Extract the records below word for word and ignore the images.

________

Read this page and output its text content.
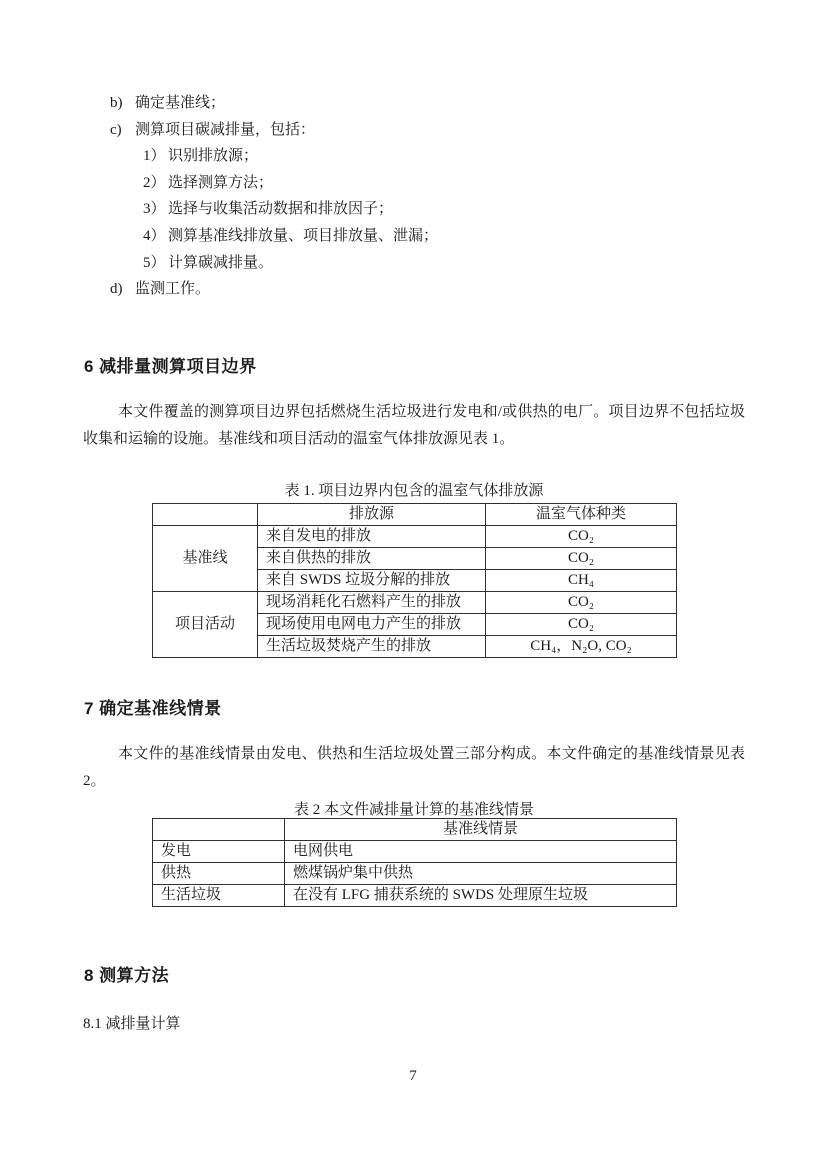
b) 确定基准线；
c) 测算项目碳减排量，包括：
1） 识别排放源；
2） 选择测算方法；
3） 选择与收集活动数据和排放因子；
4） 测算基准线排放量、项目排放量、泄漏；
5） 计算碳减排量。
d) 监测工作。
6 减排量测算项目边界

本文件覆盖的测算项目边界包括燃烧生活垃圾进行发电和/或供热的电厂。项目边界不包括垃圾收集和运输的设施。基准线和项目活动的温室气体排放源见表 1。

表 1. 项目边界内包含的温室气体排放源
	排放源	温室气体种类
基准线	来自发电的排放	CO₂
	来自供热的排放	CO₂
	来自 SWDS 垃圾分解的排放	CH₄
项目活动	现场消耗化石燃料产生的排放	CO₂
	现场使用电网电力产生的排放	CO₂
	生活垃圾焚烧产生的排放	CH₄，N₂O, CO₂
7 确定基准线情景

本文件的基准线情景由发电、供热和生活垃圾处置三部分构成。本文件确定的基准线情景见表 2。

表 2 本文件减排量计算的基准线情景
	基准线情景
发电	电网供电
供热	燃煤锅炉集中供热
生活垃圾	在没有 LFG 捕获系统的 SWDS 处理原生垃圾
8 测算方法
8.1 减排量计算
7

________

#### Finished task:
Read this page and output its text content.
b) 确定基准线；
c) 测算项目碳减排量，包括：
1） 识别排放源；
2） 选择测算方法；
3） 选择与收集活动数据和排放因子；
4） 测算基准线排放量、项目排放量、泄漏；
5） 计算碳减排量。
d) 监测工作。
6 减排量测算项目边界

本文件覆盖的测算项目边界包括燃烧生活垃圾进行发电和/或供热的电厂。项目边界不包括垃圾收集和运输的设施。基准线和项目活动的温室气体排放源见表 1。

表 1. 项目边界内包含的温室气体排放源
	排放源	温室气体种类
基准线	来自发电的排放	CO₂
	来自供热的排放	CO₂
	来自 SWDS 垃圾分解的排放	CH₄
项目活动	现场消耗化石燃料产生的排放	CO₂
	现场使用电网电力产生的排放	CO₂
	生活垃圾焚烧产生的排放	CH₄，N₂O, CO₂
7 确定基准线情景

本文件的基准线情景由发电、供热和生活垃圾处置三部分构成。本文件确定的基准线情景见表 2。

表 2 本文件减排量计算的基准线情景
	基准线情景
发电	电网供电
供热	燃煤锅炉集中供热
生活垃圾	在没有 LFG 捕获系统的 SWDS 处理原生垃圾
8 测算方法
8.1 减排量计算
7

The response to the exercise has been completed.